## BEGIN
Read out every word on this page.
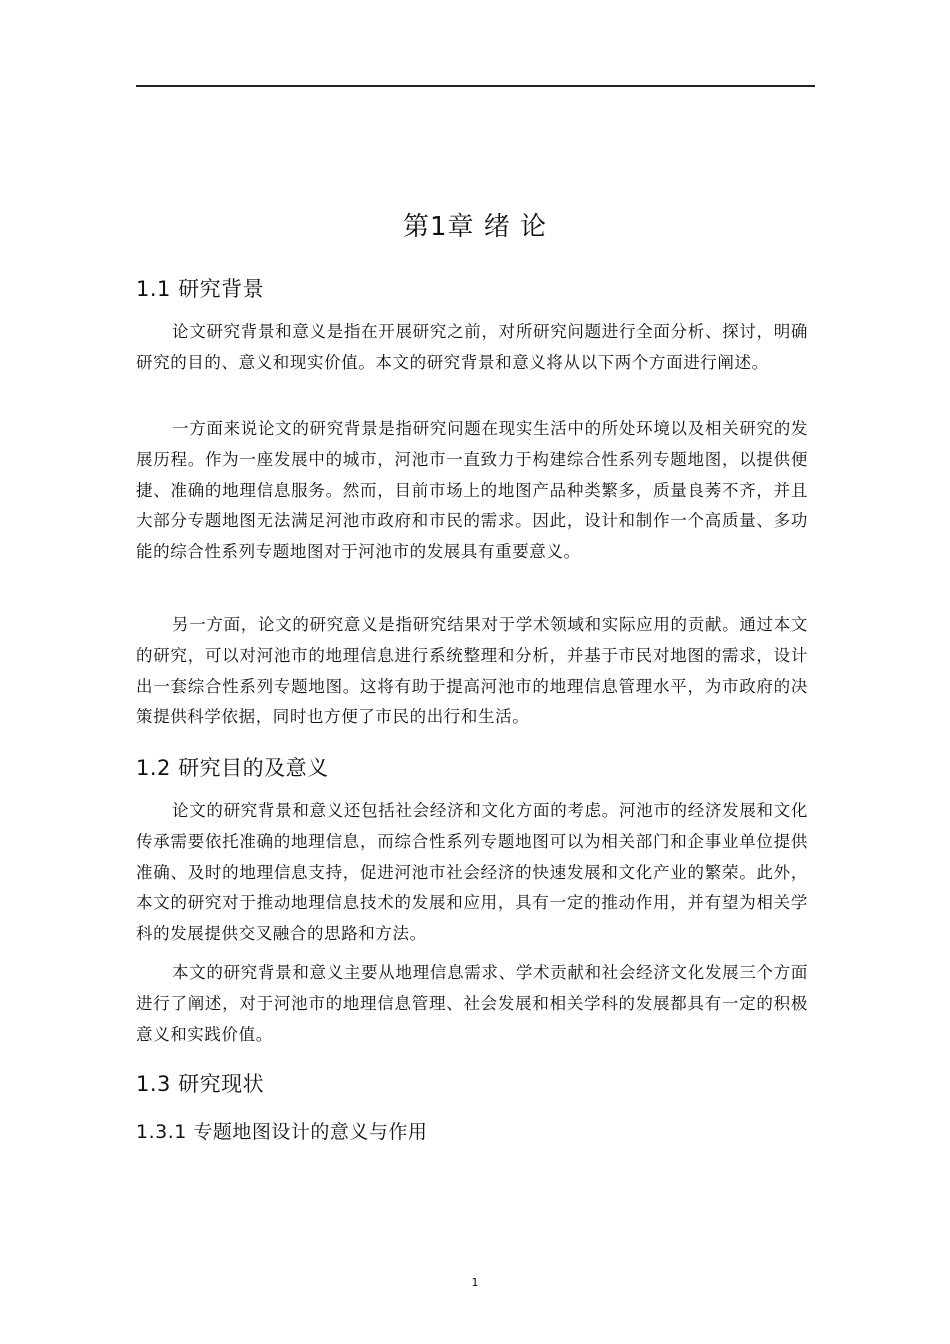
第1章 绪 论
1.1 研究背景
论文研究背景和意义是指在开展研究之前，对所研究问题进行全面分析、探讨，明确研究的目的、意义和现实价值。本文的研究背景和意义将从以下两个方面进行阐述。
一方面来说论文的研究背景是指研究问题在现实生活中的所处环境以及相关研究的发展历程。作为一座发展中的城市，河池市一直致力于构建综合性系列专题地图，以提供便捷、准确的地理信息服务。然而，目前市场上的地图产品种类繁多，质量良莠不齐，并且大部分专题地图无法满足河池市政府和市民的需求。因此，设计和制作一个高质量、多功能的综合性系列专题地图对于河池市的发展具有重要意义。
另一方面，论文的研究意义是指研究结果对于学术领域和实际应用的贡献。通过本文的研究，可以对河池市的地理信息进行系统整理和分析，并基于市民对地图的需求，设计出一套综合性系列专题地图。这将有助于提高河池市的地理信息管理水平，为市政府的决策提供科学依据，同时也方便了市民的出行和生活。
1.2 研究目的及意义
论文的研究背景和意义还包括社会经济和文化方面的考虑。河池市的经济发展和文化传承需要依托准确的地理信息，而综合性系列专题地图可以为相关部门和企事业单位提供准确、及时的地理信息支持，促进河池市社会经济的快速发展和文化产业的繁荣。此外，本文的研究对于推动地理信息技术的发展和应用，具有一定的推动作用，并有望为相关学科的发展提供交叉融合的思路和方法。
本文的研究背景和意义主要从地理信息需求、学术贡献和社会经济文化发展三个方面进行了阐述，对于河池市的地理信息管理、社会发展和相关学科的发展都具有一定的积极意义和实践价值。
1.3 研究现状
1.3.1 专题地图设计的意义与作用
1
## END
**Task goal**
Quote all the records verbatim, dropping any pictures from your copy.

**Solution to the exercise**
Read out every word on this page.
第1章 绪 论
1.1 研究背景
论文研究背景和意义是指在开展研究之前，对所研究问题进行全面分析、探讨，明确研究的目的、意义和现实价值。本文的研究背景和意义将从以下两个方面进行阐述。
一方面来说论文的研究背景是指研究问题在现实生活中的所处环境以及相关研究的发展历程。作为一座发展中的城市，河池市一直致力于构建综合性系列专题地图，以提供便捷、准确的地理信息服务。然而，目前市场上的地图产品种类繁多，质量良莠不齐，并且大部分专题地图无法满足河池市政府和市民的需求。因此，设计和制作一个高质量、多功能的综合性系列专题地图对于河池市的发展具有重要意义。
另一方面，论文的研究意义是指研究结果对于学术领域和实际应用的贡献。通过本文的研究，可以对河池市的地理信息进行系统整理和分析，并基于市民对地图的需求，设计出一套综合性系列专题地图。这将有助于提高河池市的地理信息管理水平，为市政府的决策提供科学依据，同时也方便了市民的出行和生活。
1.2 研究目的及意义
论文的研究背景和意义还包括社会经济和文化方面的考虑。河池市的经济发展和文化传承需要依托准确的地理信息，而综合性系列专题地图可以为相关部门和企事业单位提供准确、及时的地理信息支持，促进河池市社会经济的快速发展和文化产业的繁荣。此外，本文的研究对于推动地理信息技术的发展和应用，具有一定的推动作用，并有望为相关学科的发展提供交叉融合的思路和方法。
本文的研究背景和意义主要从地理信息需求、学术贡献和社会经济文化发展三个方面进行了阐述，对于河池市的地理信息管理、社会发展和相关学科的发展都具有一定的积极意义和实践价值。
1.3 研究现状
1.3.1 专题地图设计的意义与作用
1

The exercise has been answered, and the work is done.